• Exercise material:
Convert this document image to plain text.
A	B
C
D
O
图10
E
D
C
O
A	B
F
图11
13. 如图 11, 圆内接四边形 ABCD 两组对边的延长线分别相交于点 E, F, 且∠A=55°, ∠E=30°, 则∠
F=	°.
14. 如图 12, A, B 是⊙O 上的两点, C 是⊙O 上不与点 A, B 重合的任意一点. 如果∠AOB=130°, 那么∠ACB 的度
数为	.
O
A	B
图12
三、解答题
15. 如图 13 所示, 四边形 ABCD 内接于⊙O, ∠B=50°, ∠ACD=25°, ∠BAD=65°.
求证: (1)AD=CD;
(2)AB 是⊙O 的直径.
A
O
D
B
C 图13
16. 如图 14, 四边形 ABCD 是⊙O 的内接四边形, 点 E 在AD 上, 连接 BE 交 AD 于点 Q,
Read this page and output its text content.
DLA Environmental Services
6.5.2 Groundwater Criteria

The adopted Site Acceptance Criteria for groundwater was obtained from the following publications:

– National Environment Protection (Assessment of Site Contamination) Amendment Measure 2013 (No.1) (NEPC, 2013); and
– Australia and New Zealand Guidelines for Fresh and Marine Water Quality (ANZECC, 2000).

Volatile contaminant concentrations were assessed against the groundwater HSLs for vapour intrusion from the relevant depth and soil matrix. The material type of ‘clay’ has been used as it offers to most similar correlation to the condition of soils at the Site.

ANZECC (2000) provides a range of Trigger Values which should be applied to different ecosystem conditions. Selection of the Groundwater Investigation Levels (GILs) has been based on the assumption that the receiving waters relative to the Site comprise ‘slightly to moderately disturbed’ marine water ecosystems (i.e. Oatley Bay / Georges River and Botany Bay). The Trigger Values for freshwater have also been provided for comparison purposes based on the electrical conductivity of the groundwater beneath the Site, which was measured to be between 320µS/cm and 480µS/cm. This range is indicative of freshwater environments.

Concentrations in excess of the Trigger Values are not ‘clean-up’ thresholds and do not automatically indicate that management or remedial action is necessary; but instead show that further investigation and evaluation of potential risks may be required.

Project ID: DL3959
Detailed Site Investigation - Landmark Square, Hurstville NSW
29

• To be done: For the records above, state how many lines include the string "text", giving the number and nothing else.

• Output below: 2